(Data entries)

|---|

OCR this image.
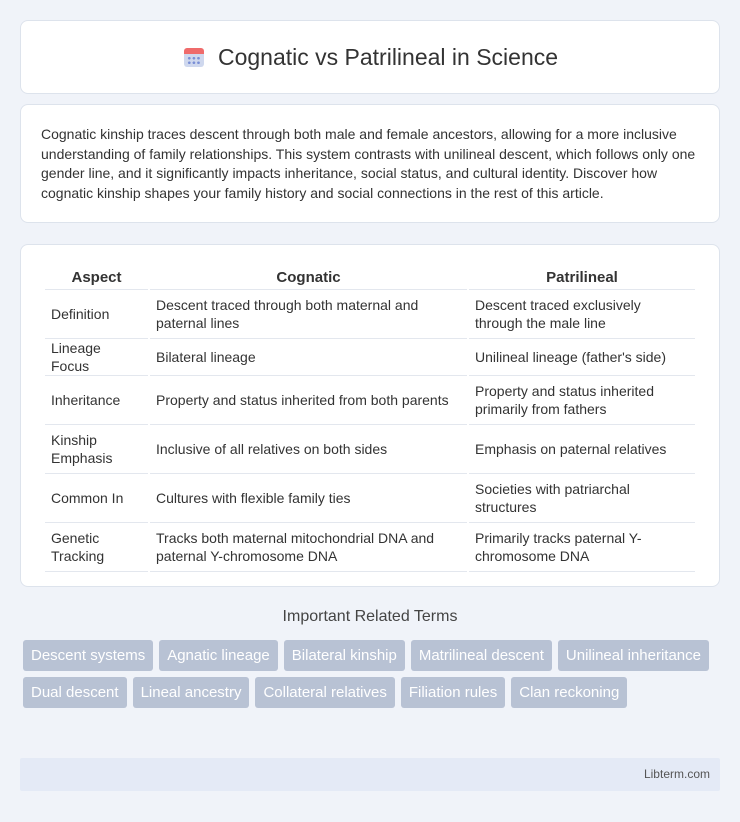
Cognatic vs Patrilineal in Science

Cognatic kinship traces descent through both male and female ancestors, allowing for a more inclusive understanding of family relationships. This system contrasts with unilineal descent, which follows only one gender line, and it significantly impacts inheritance, social status, and cultural identity. Discover how cognatic kinship shapes your family history and social connections in the rest of this article.

Aspect	Cognatic	Patrilineal
Definition	Descent traced through both maternal and paternal lines	Descent traced exclusively through the male line
Lineage Focus	Bilateral lineage	Unilineal lineage (father's side)
Inheritance	Property and status inherited from both parents	Property and status inherited primarily from fathers
Kinship Emphasis	Inclusive of all relatives on both sides	Emphasis on paternal relatives
Common In	Cultures with flexible family ties	Societies with patriarchal structures
Genetic Tracking	Tracks both maternal mitochondrial DNA and paternal Y-chromosome DNA	Primarily tracks paternal Y-chromosome DNA
Important Related Terms
Descent systems	Agnatic lineage	Bilateral kinship	Matrilineal descent	Unilineal inheritance
Dual descent	Lineal ancestry	Collateral relatives	Filiation rules	Clan reckoning
Libterm.com
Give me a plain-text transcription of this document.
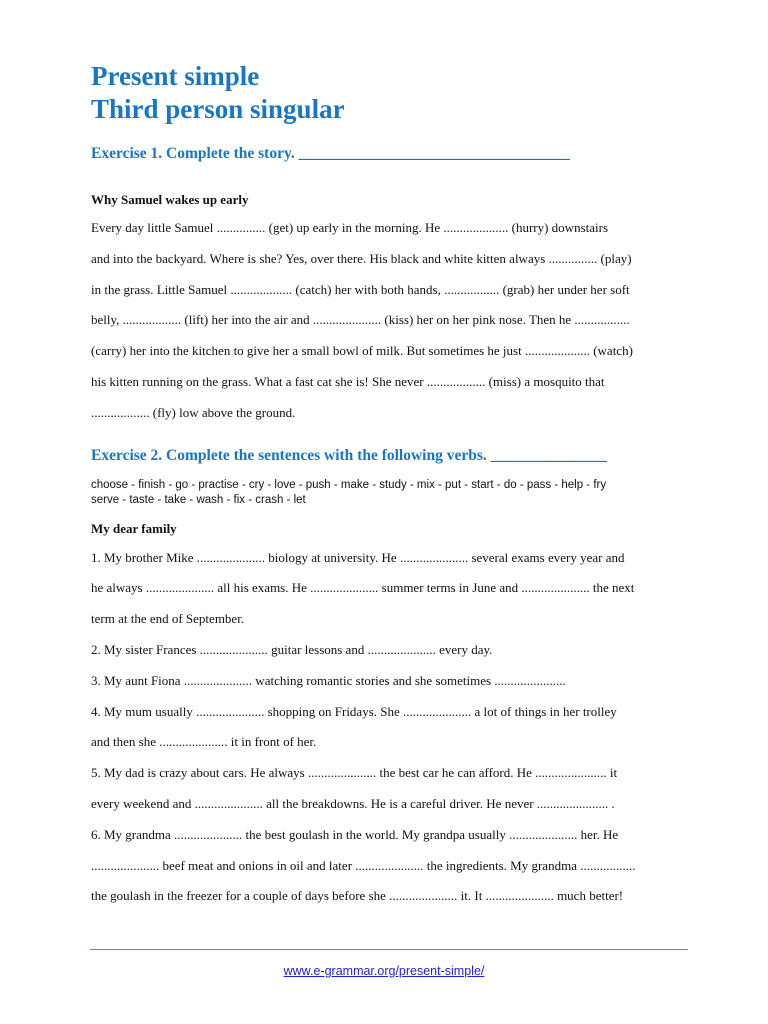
Present simple
Third person singular
Exercise 1. Complete the story. ___________________________________
Why Samuel wakes up early

Every day little Samuel ............... (get) up early in the morning. He .................... (hurry) downstairs

and into the backyard. Where is she? Yes, over there. His black and white kitten always ............... (play)

in the grass. Little Samuel ................... (catch) her with both hands, ................. (grab) her under her soft

belly, .................. (lift) her into the air and ..................... (kiss) her on her pink nose. Then he .................

(carry) her into the kitchen to give her a small bowl of milk. But sometimes he just .................... (watch)

his kitten running on the grass. What a fast cat she is! She never .................. (miss) a mosquito that

.................. (fly) low above the ground.

Exercise 2. Complete the sentences with the following verbs. _______________
choose - finish - go - practise - cry - love - push - make - study - mix - put - start - do - pass - help - fry
serve - taste - take - wash - fix - crash - let
My dear family

1. My brother Mike ..................... biology at university. He ..................... several exams every year and

he always ..................... all his exams. He ..................... summer terms in June and ..................... the next

term at the end of September.

2. My sister Frances ..................... guitar lessons and ..................... every day.

3. My aunt Fiona ..................... watching romantic stories and she sometimes ......................

4. My mum usually ..................... shopping on Fridays. She ..................... a lot of things in her trolley

and then she ..................... it in front of her.

5. My dad is crazy about cars. He always ..................... the best car he can afford. He ...................... it

every weekend and ..................... all the breakdowns. He is a careful driver. He never ...................... .

6. My grandma ..................... the best goulash in the world. My grandpa usually ..................... her. He

..................... beef meat and onions in oil and later ..................... the ingredients. My grandma .................

the goulash in the freezer for a couple of days before she ..................... it. It ..................... much better!

www.e-grammar.org/present-simple/
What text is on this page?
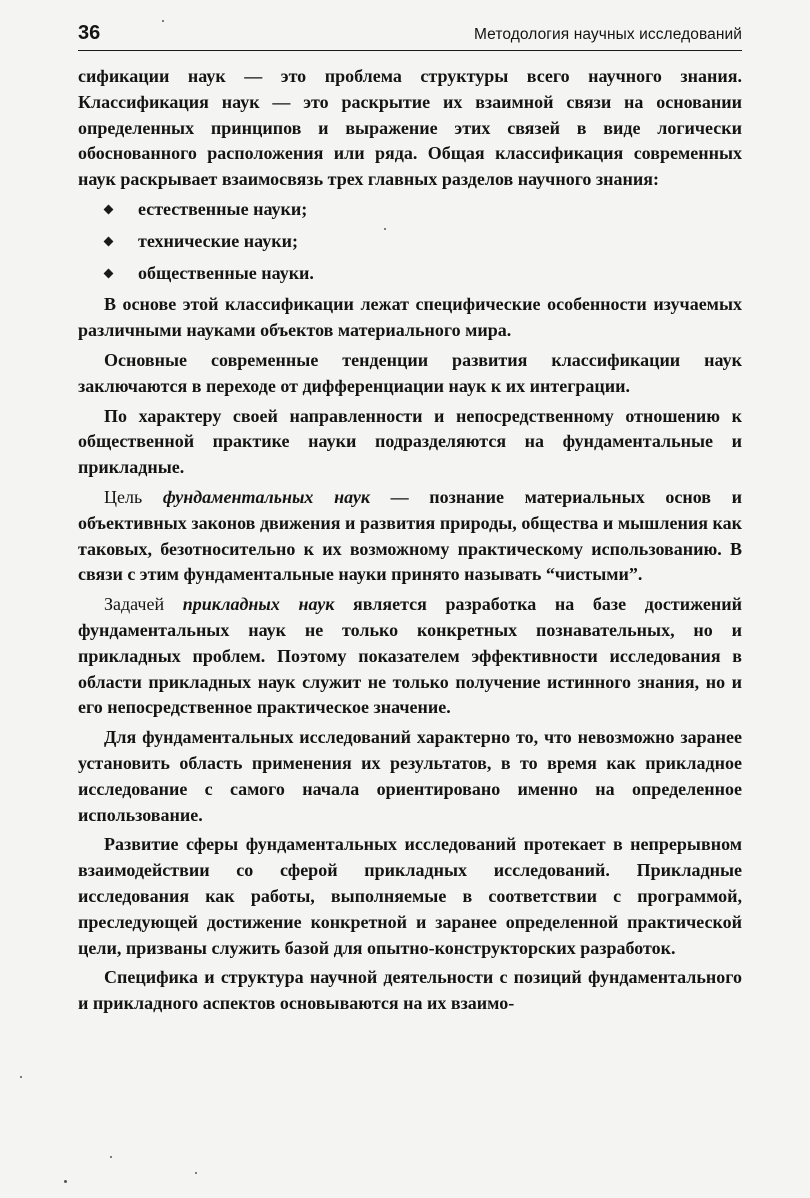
36	Методология научных исследований

сификации наук — это проблема структуры всего научного знания. Классификация наук — это раскрытие их взаимной связи на основании определенных принципов и выражение этих связей в виде логически обоснованного расположения или ряда. Общая классификация современных наук раскрывает взаимосвязь трех главных разделов научного знания:

естественные науки;
технические науки;
общественные науки.

В основе этой классификации лежат специфические особенности изучаемых различными науками объектов материального мира.

Основные современные тенденции развития классификации наук заключаются в переходе от дифференциации наук к их интеграции.

По характеру своей направленности и непосредственному отношению к общественной практике науки подразделяются на фундаментальные и прикладные.

Цель фундаментальных наук — познание материальных основ и объективных законов движения и развития природы, общества и мышления как таковых, безотносительно к их возможному практическому использованию. В связи с этим фундаментальные науки принято называть “чистыми”.

Задачей прикладных наук является разработка на базе достижений фундаментальных наук не только конкретных познавательных, но и прикладных проблем. Поэтому показателем эффективности исследования в области прикладных наук служит не только получение истинного знания, но и его непосредственное практическое значение.

Для фундаментальных исследований характерно то, что невозможно заранее установить область применения их результатов, в то время как прикладное исследование с самого начала ориентировано именно на определенное использование.

Развитие сферы фундаментальных исследований протекает в непрерывном взаимодействии со сферой прикладных исследований. Прикладные исследования как работы, выполняемые в соответствии с программой, преследующей достижение конкретной и заранее определенной практической цели, призваны служить базой для опытно-конструкторских разработок.

Специфика и структура научной деятельности с позиций фундаментального и прикладного аспектов основываются на их взаимо-
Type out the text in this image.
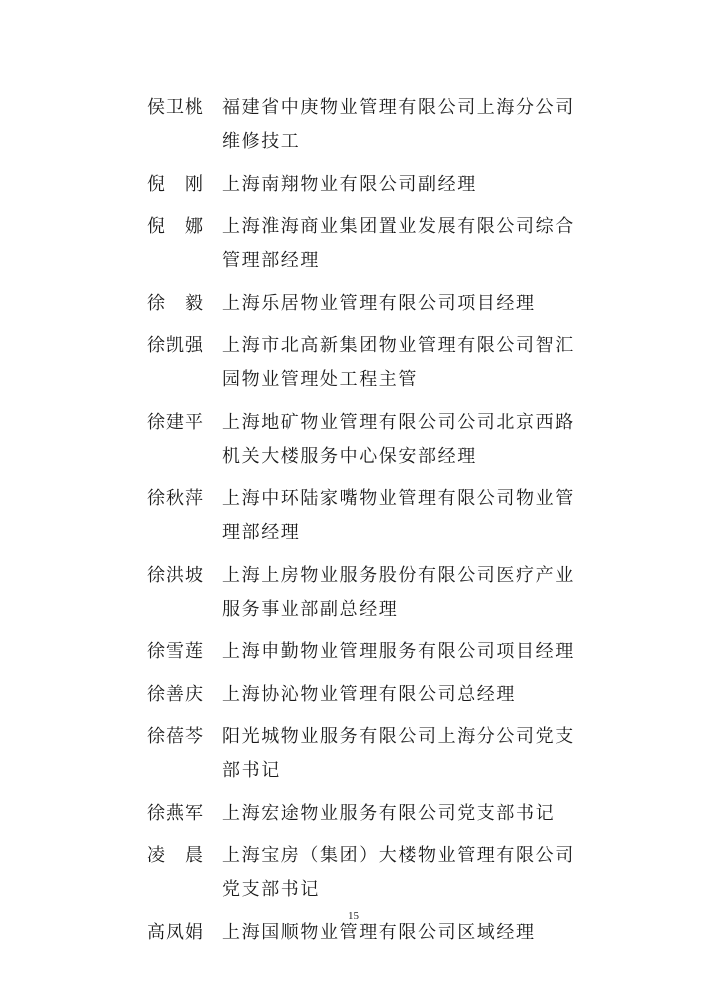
侯卫桃	福建省中庚物业管理有限公司上海分公司维修技工
倪　刚	上海南翔物业有限公司副经理
倪　娜	上海淮海商业集团置业发展有限公司综合管理部经理
徐　毅	上海乐居物业管理有限公司项目经理
徐凯强	上海市北高新集团物业管理有限公司智汇园物业管理处工程主管
徐建平	上海地矿物业管理有限公司公司北京西路机关大楼服务中心保安部经理
徐秋萍	上海中环陆家嘴物业管理有限公司物业管理部经理
徐洪坡	上海上房物业服务股份有限公司医疗产业服务事业部副总经理
徐雪莲	上海申勤物业管理服务有限公司项目经理
徐善庆	上海协沁物业管理有限公司总经理
徐蓓芩	阳光城物业服务有限公司上海分公司党支部书记
徐燕军	上海宏途物业服务有限公司党支部书记
凌　晨	上海宝房（集团）大楼物业管理有限公司党支部书记
高凤娟	上海国顺物业管理有限公司区域经理
15
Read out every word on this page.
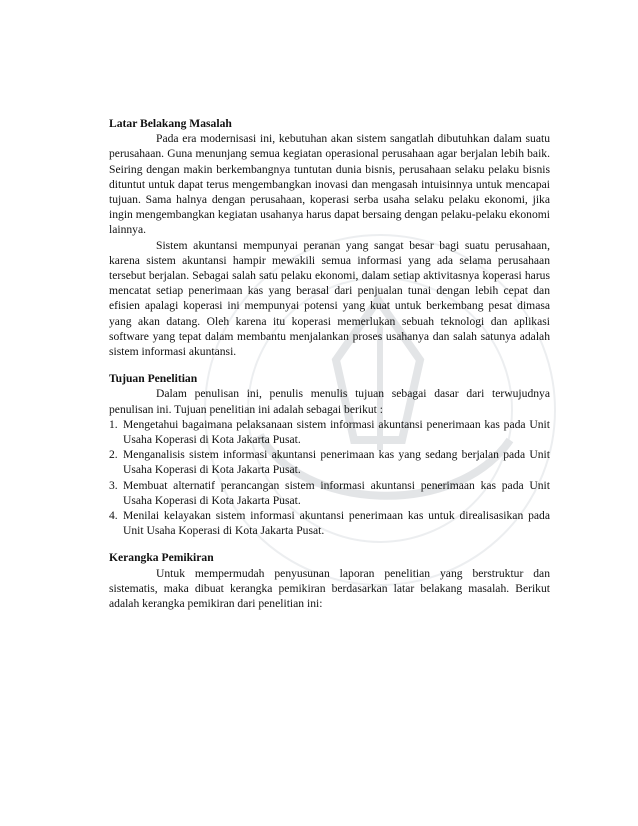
Latar Belakang Masalah

Pada era modernisasi ini, kebutuhan akan sistem sangatlah dibutuhkan dalam suatu perusahaan. Guna menunjang semua kegiatan operasional perusahaan agar berjalan lebih baik. Seiring dengan makin berkembangnya tuntutan dunia bisnis, perusahaan selaku pelaku bisnis dituntut untuk dapat terus mengembangkan inovasi dan mengasah intuisinnya untuk mencapai tujuan. Sama halnya dengan perusahaan, koperasi serba usaha selaku pelaku ekonomi, jika ingin mengembangkan kegiatan usahanya harus dapat bersaing dengan pelaku-pelaku ekonomi lainnya.

Sistem akuntansi mempunyai peranan yang sangat besar bagi suatu perusahaan, karena sistem akuntansi hampir mewakili semua informasi yang ada selama perusahaan tersebut berjalan. Sebagai salah satu pelaku ekonomi, dalam setiap aktivitasnya koperasi harus mencatat setiap penerimaan kas yang berasal dari penjualan tunai dengan lebih cepat dan efisien apalagi koperasi ini mempunyai potensi yang kuat untuk berkembang pesat dimasa yang akan datang. Oleh karena itu koperasi memerlukan sebuah teknologi dan aplikasi software yang tepat dalam membantu menjalankan proses usahanya dan salah satunya adalah sistem informasi akuntansi.

Tujuan Penelitian

Dalam penulisan ini, penulis menulis tujuan sebagai dasar dari terwujudnya penulisan ini. Tujuan penelitian ini adalah sebagai berikut :

1. Mengetahui bagaimana pelaksanaan sistem informasi akuntansi penerimaan kas pada Unit Usaha Koperasi di Kota Jakarta Pusat.
2. Menganalisis sistem informasi akuntansi penerimaan kas yang sedang berjalan pada Unit Usaha Koperasi di Kota Jakarta Pusat.
3. Membuat alternatif perancangan sistem informasi akuntansi penerimaan kas pada Unit Usaha Koperasi di Kota Jakarta Pusat.
4. Menilai kelayakan sistem informasi akuntansi penerimaan kas untuk direalisasikan pada Unit Usaha Koperasi di Kota Jakarta Pusat.
Kerangka Pemikiran

Untuk mempermudah penyusunan laporan penelitian yang berstruktur dan sistematis, maka dibuat kerangka pemikiran berdasarkan latar belakang masalah. Berikut adalah kerangka pemikiran dari penelitian ini:
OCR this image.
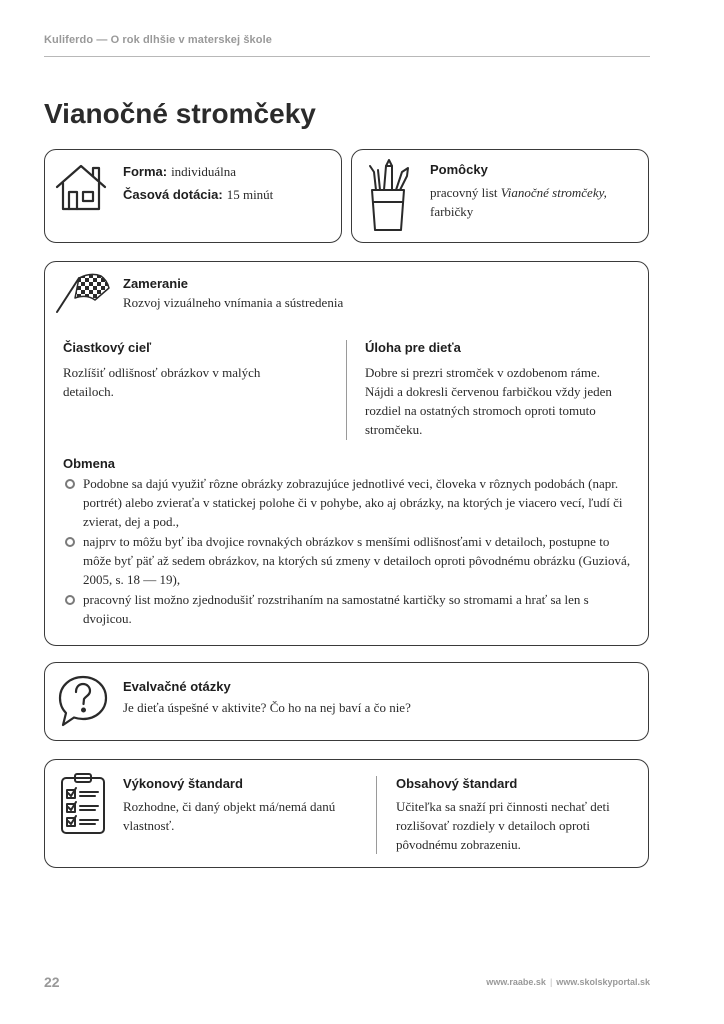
Kuliferdo — O rok dlhšie v materskej škole
Vianočné stromčeky
Forma: individuálna
Časová dotácia: 15 minút
Pomôcky
pracovný list Vianočné stromčeky,
farbičky
Zameranie
Rozvoj vizuálneho vnímania a sústredenia
Čiastkový cieľ
Rozlíšiť odlišnosť obrázkov v malých detailoch.
Úloha pre dieťa
Dobre si prezri stromček v ozdobenom ráme. Nájdi a dokresli červenou farbičkou vždy jeden rozdiel na ostatných stromoch oproti tomuto stromčeku.
Obmena
Podobne sa dajú využiť rôzne obrázky zobrazujúce jednotlivé veci, človeka v rôznych podobách (napr. portrét) alebo zvieraťa v statickej polohe či v pohybe, ako aj obrázky, na ktorých je viacero vecí, ľudí či zvierat, dej a pod.,
najprv to môžu byť iba dvojice rovnakých obrázkov s menšími odlišnosťami v detailoch, postupne to môže byť päť až sedem obrázkov, na ktorých sú zmeny v detailoch oproti pôvodnému obrázku (Guziová, 2005, s. 18 — 19),
pracovný list možno zjednodušiť rozstrihaním na samostatné kartičky so stromami a hrať sa len s dvojicou.
Evalvačné otázky
Je dieťa úspešné v aktivite? Čo ho na nej baví a čo nie?
Výkonový štandard
Rozhodne, či daný objekt má/nemá danú vlastnosť.
Obsahový štandard
Učiteľka sa snaží pri činnosti nechať deti rozlišovať rozdiely v detailoch oproti pôvodnému zobrazeniu.
22	www.raabe.sk | www.skolskyportal.sk
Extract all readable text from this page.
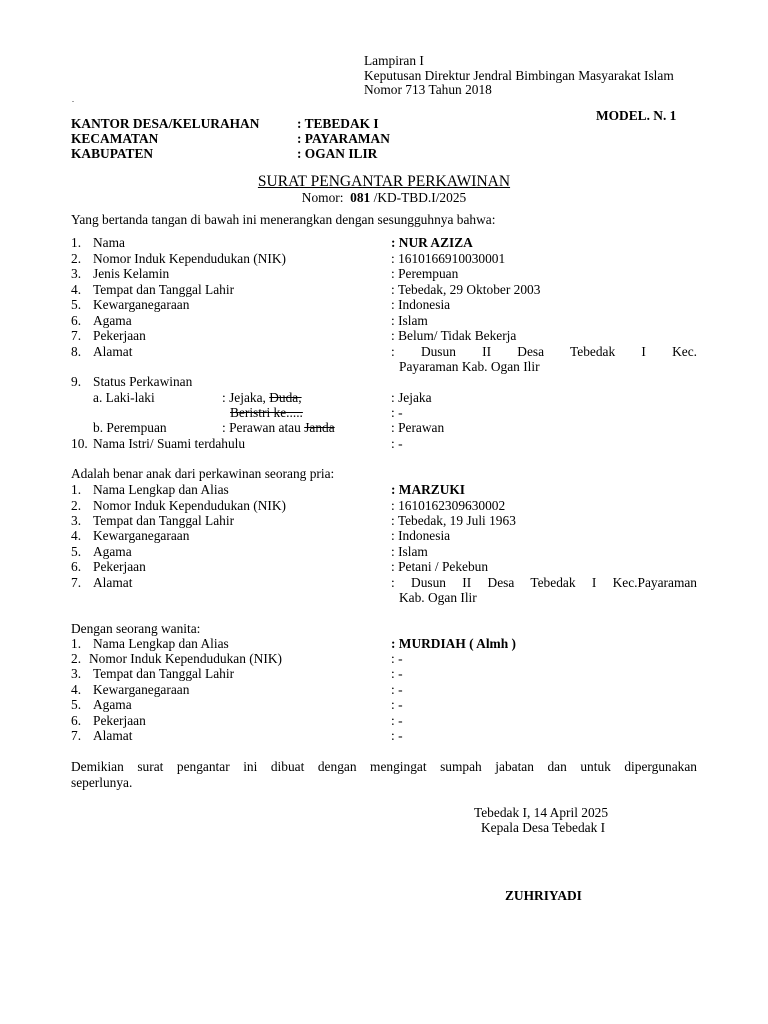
Lampiran I
Keputusan Direktur Jendral Bimbingan Masyarakat Islam
Nomor 713 Tahun 2018
.
MODEL. N. 1
KANTOR DESA/KELURAHAN	: TEBEDAK I
KECAMATAN	: PAYARAMAN
KABUPATEN	: OGAN ILIR
SURAT PENGANTAR PERKAWINAN
Nomor: 081 /KD-TBD.I/2025
Yang bertanda tangan di bawah ini menerangkan dengan sesungguhnya bahwa:
1. Nama	: NUR AZIZA
2. Nomor Induk Kependudukan (NIK)	: 1610166910030001
3. Jenis Kelamin	: Perempuan
4. Tempat dan Tanggal Lahir	: Tebedak, 29 Oktober 2003
5. Kewarganegaraan	: Indonesia
6. Agama	: Islam
7. Pekerjaan	: Belum/ Tidak Bekerja
8. Alamat	: Dusun II Desa Tebedak I Kec.
Payaraman Kab. Ogan Ilir
9. Status Perkawinan
a. Laki-laki	: Jejaka, Duda,	: Jejaka
Beristri ke.....	: -
b. Perempuan	: Perawan atau Janda	: Perawan
10. Nama Istri/ Suami terdahulu	: -
Adalah benar anak dari perkawinan seorang pria:
1. Nama Lengkap dan Alias	: MARZUKI
2. Nomor Induk Kependudukan (NIK)	: 1610162309630002
3. Tempat dan Tanggal Lahir	: Tebedak, 19 Juli 1963
4. Kewarganegaraan	: Indonesia
5. Agama	: Islam
6. Pekerjaan	: Petani / Pekebun
7. Alamat	: Dusun II Desa Tebedak I Kec.Payaraman
Kab. Ogan Ilir
Dengan seorang wanita:
1. Nama Lengkap dan Alias	: MURDIAH ( Almh )
2. Nomor Induk Kependudukan (NIK)	: -
3. Tempat dan Tanggal Lahir	: -
4. Kewarganegaraan	: -
5. Agama	: -
6. Pekerjaan	: -
7. Alamat	: -
Demikian surat pengantar ini dibuat dengan mengingat sumpah jabatan dan untuk dipergunakan
seperlunya.
Tebedak I, 14 April 2025
Kepala Desa Tebedak I
ZUHRIYADI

|---|

- _AIM_
Pick out each line above that includes "Nomor" and show it.

- _TASK RESPONSE_
Nomor 713 Tahun 2018
Nomor: 081 /KD-TBD.I/2025
2. Nomor Induk Kependudukan (NIK)	: 1610166910030001
2. Nomor Induk Kependudukan (NIK)	: 1610162309630002
2. Nomor Induk Kependudukan (NIK)	: -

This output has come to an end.